Layout coordinate data
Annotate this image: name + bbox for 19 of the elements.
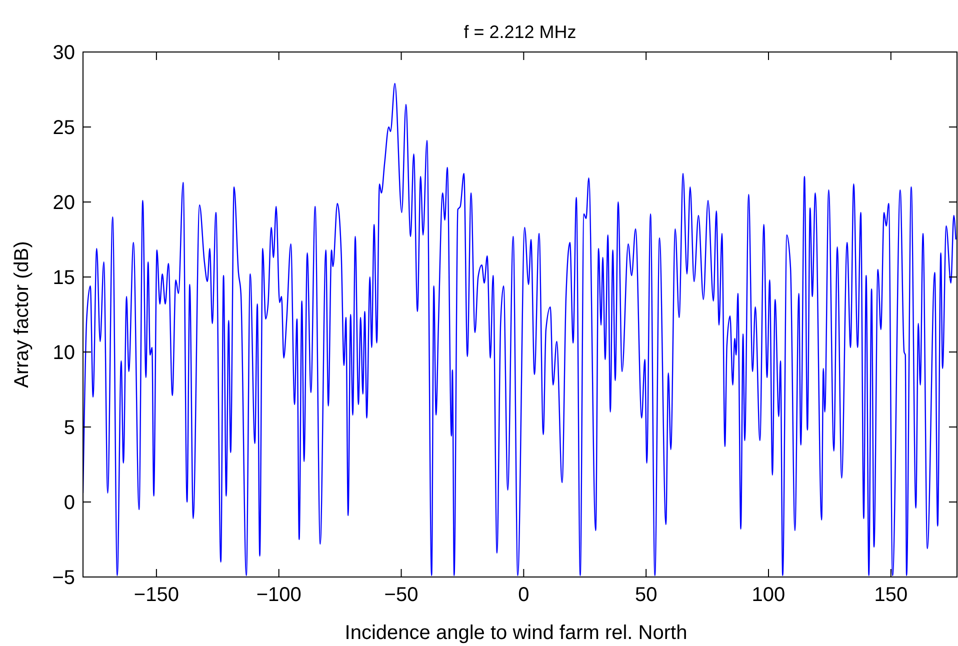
x-tick-label: −150	[134, 584, 179, 606]
y-tick-label: −5	[52, 567, 75, 589]
x-tick-label: 50	[634, 584, 658, 606]
chart-title: f = 2.212 MHz	[464, 22, 576, 42]
y-axis-title: Array factor (dB)	[11, 241, 33, 388]
y-tick-label: 25	[52, 117, 75, 139]
y-tick-label: 30	[52, 42, 75, 64]
y-tick-label: 20	[52, 192, 75, 214]
line-series	[83, 82, 956, 576]
y-tick-label: 15	[52, 267, 75, 289]
y-tick-label: 5	[64, 417, 75, 439]
y-tick-label: 0	[64, 492, 75, 514]
y-tick-label: 10	[52, 342, 75, 364]
x-tick-label: 150	[874, 584, 908, 606]
x-tick-label: −50	[384, 584, 418, 606]
x-tick-label: −100	[256, 584, 302, 606]
x-axis-title: Incidence angle to wind farm rel. North	[344, 622, 688, 644]
x-tick-label: 0	[518, 584, 530, 606]
x-tick-label: 100	[752, 584, 786, 606]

• _TO BE DONE_:
Could you output the listing above again, every line unchanged, but without the picture?

• _EXERCISE SOLUTION_:
Annotate this image: name + bbox for 19 of the elements.
x-tick-label: −150	[134, 584, 179, 606]
y-tick-label: −5	[52, 567, 75, 589]
x-tick-label: 50	[634, 584, 658, 606]
chart-title: f = 2.212 MHz	[464, 22, 576, 42]
y-axis-title: Array factor (dB)	[11, 241, 33, 388]
y-tick-label: 25	[52, 117, 75, 139]
y-tick-label: 30	[52, 42, 75, 64]
y-tick-label: 20	[52, 192, 75, 214]
line-series	[83, 82, 956, 576]
y-tick-label: 15	[52, 267, 75, 289]
y-tick-label: 5	[64, 417, 75, 439]
y-tick-label: 0	[64, 492, 75, 514]
y-tick-label: 10	[52, 342, 75, 364]
x-tick-label: 150	[874, 584, 908, 606]
x-tick-label: −50	[384, 584, 418, 606]
x-tick-label: −100	[256, 584, 302, 606]
x-axis-title: Incidence angle to wind farm rel. North	[344, 622, 688, 644]
x-tick-label: 0	[518, 584, 530, 606]
x-tick-label: 100	[752, 584, 786, 606]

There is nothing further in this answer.